Stated goal → Search the material below for the word "kann" and copy every line in which it occurs.

Provided entries →
— start —
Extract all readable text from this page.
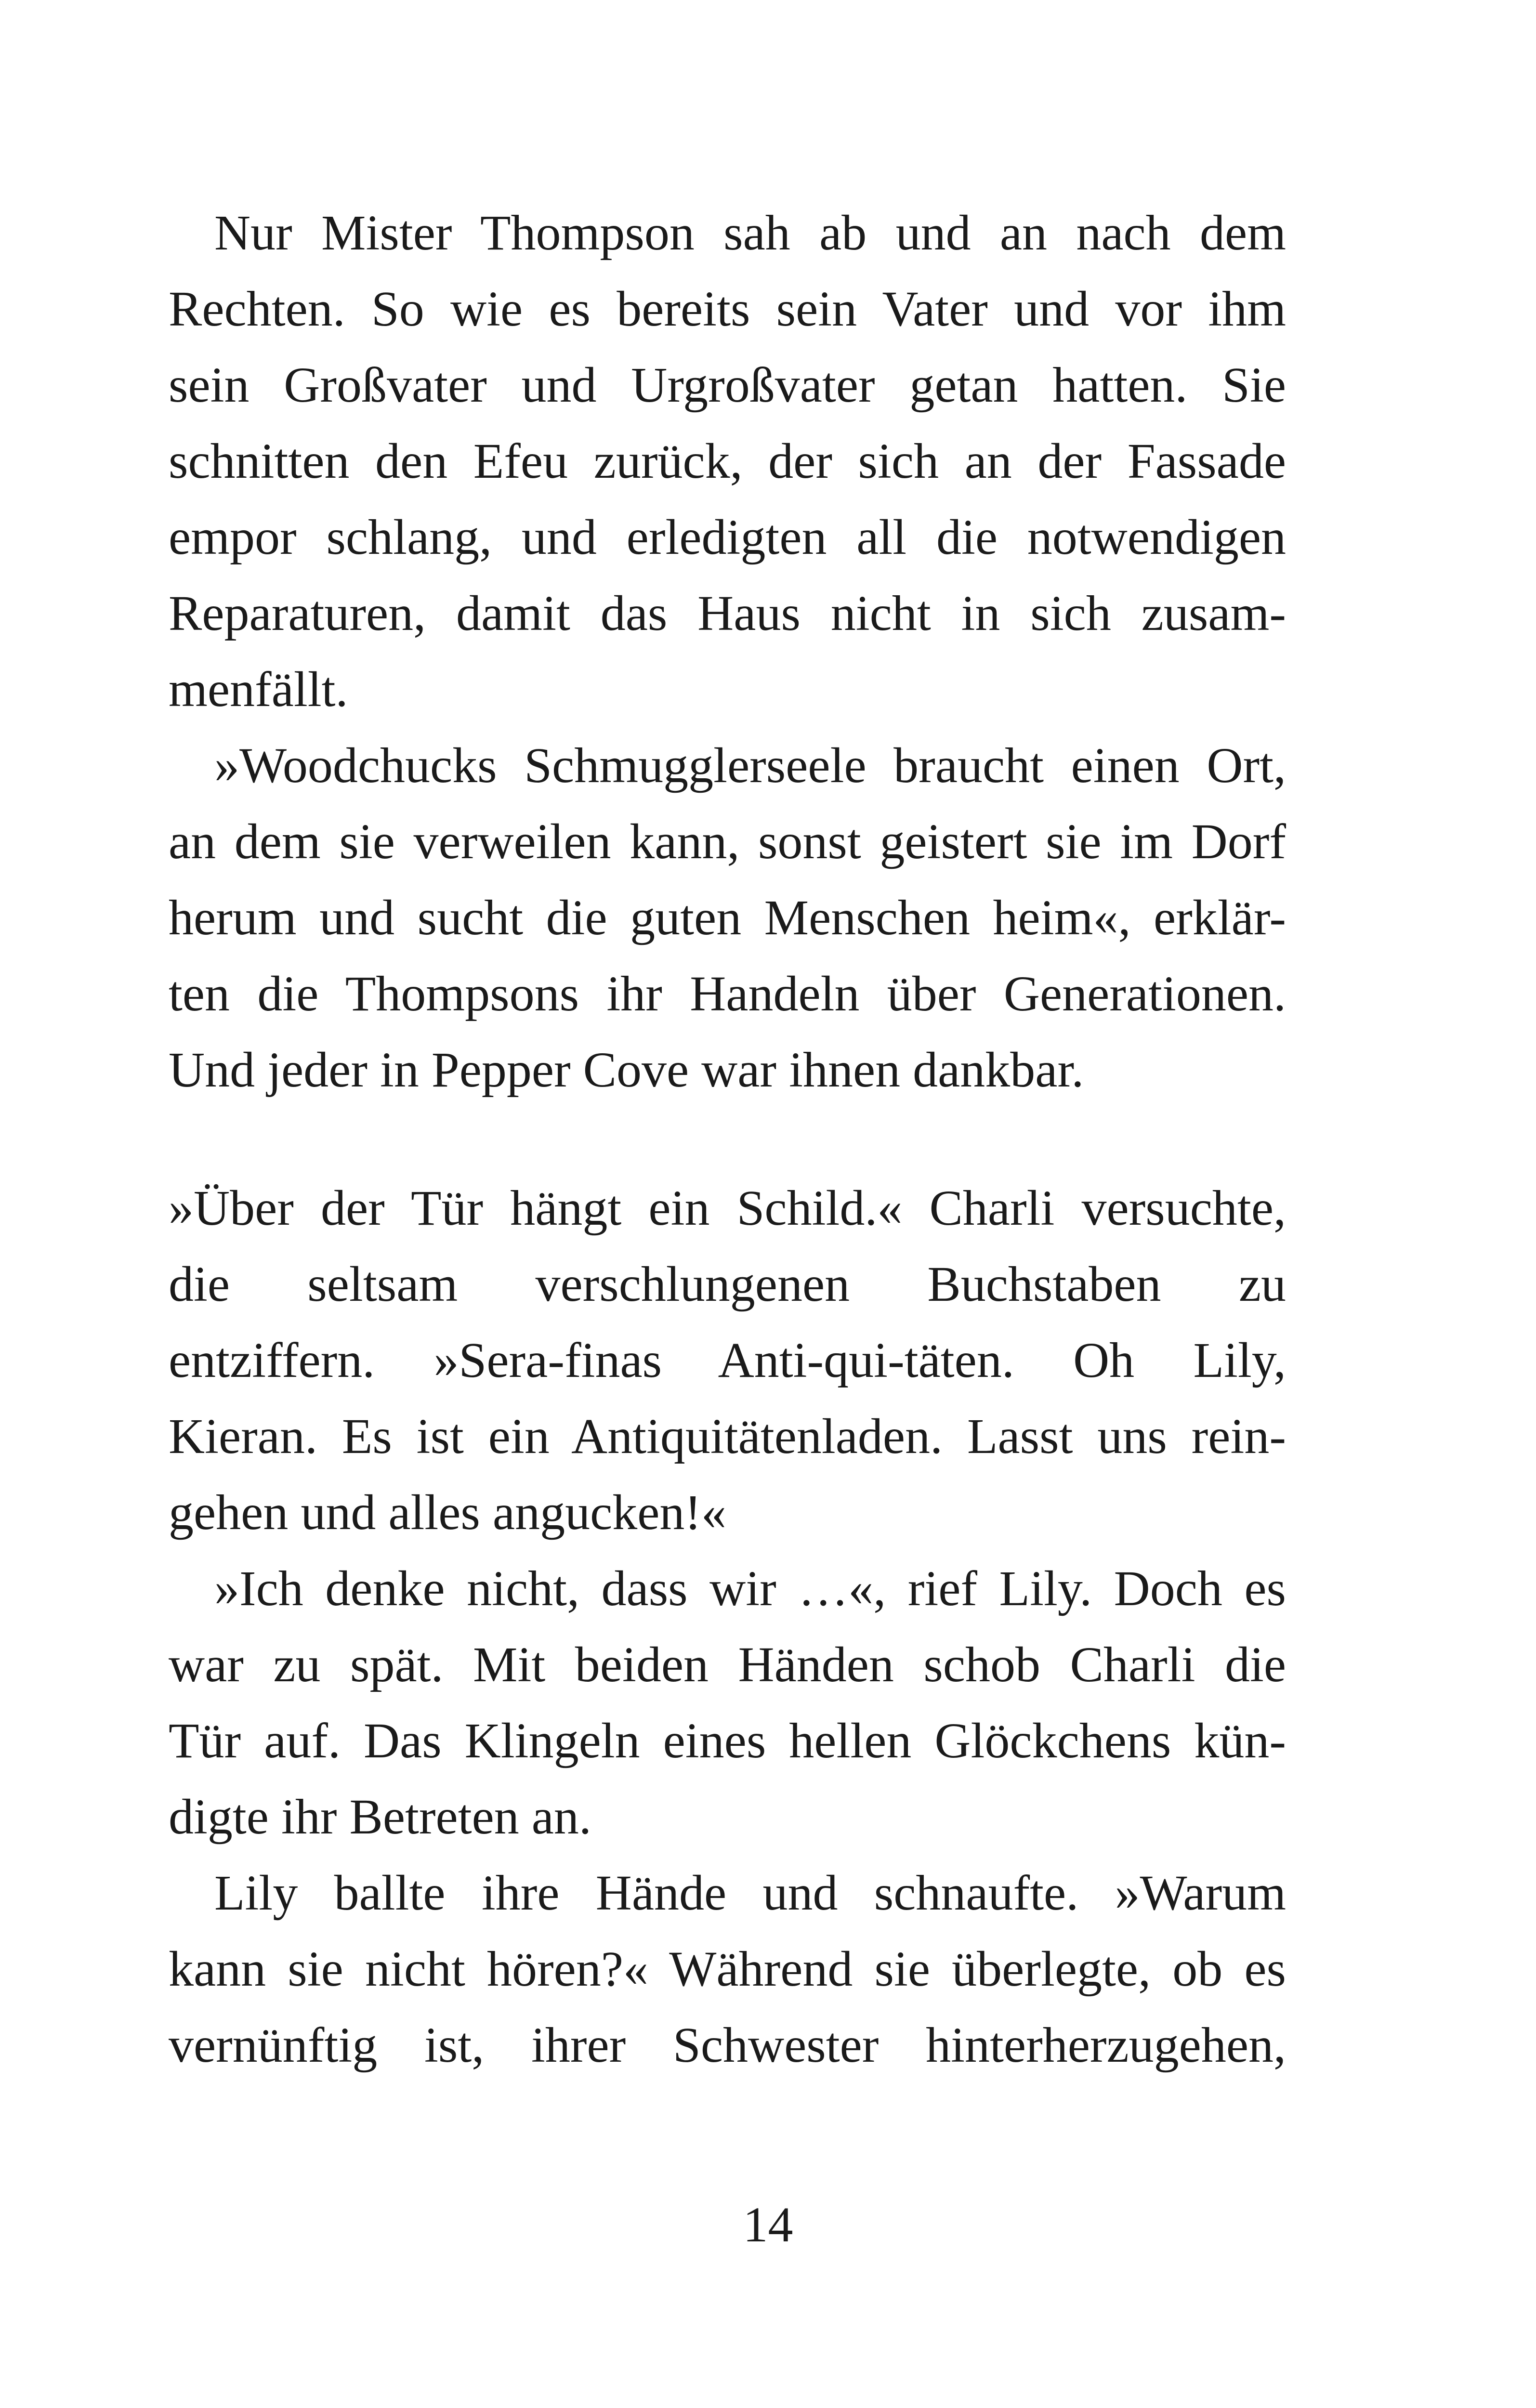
Nur Mister Thompson sah ab und an nach dem
Rechten. So wie es bereits sein Vater und vor ihm
sein Großvater und Urgroßvater getan hatten. Sie
schnitten den Efeu zurück, der sich an der Fassade
empor schlang, und erledigten all die notwendigen
Reparaturen, damit das Haus nicht in sich zusam-
menfällt.
»Woodchucks Schmugglerseele braucht einen Ort,
an dem sie verweilen kann, sonst geistert sie im Dorf
herum und sucht die guten Menschen heim«, erklär-
ten die Thompsons ihr Handeln über Generationen.
Und jeder in Pepper Cove war ihnen dankbar.
»Über der Tür hängt ein Schild.« Charli versuchte,
die seltsam verschlungenen Buchstaben zu
entziffern. »Sera-finas Anti-qui-täten. Oh Lily,
Kieran. Es ist ein Antiquitätenladen. Lasst uns rein-
gehen und alles angucken!«
»Ich denke nicht, dass wir …«, rief Lily. Doch es
war zu spät. Mit beiden Händen schob Charli die
Tür auf. Das Klingeln eines hellen Glöckchens kün-
digte ihr Betreten an.
Lily ballte ihre Hände und schnaufte. »Warum
kann sie nicht hören?« Während sie überlegte, ob es
vernünftig ist, ihrer Schwester hinterherzugehen,
14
— end —
Output below →
an dem sie verweilen kann, sonst geistert sie im Dorf
kann sie nicht hören?« Während sie überlegte, ob es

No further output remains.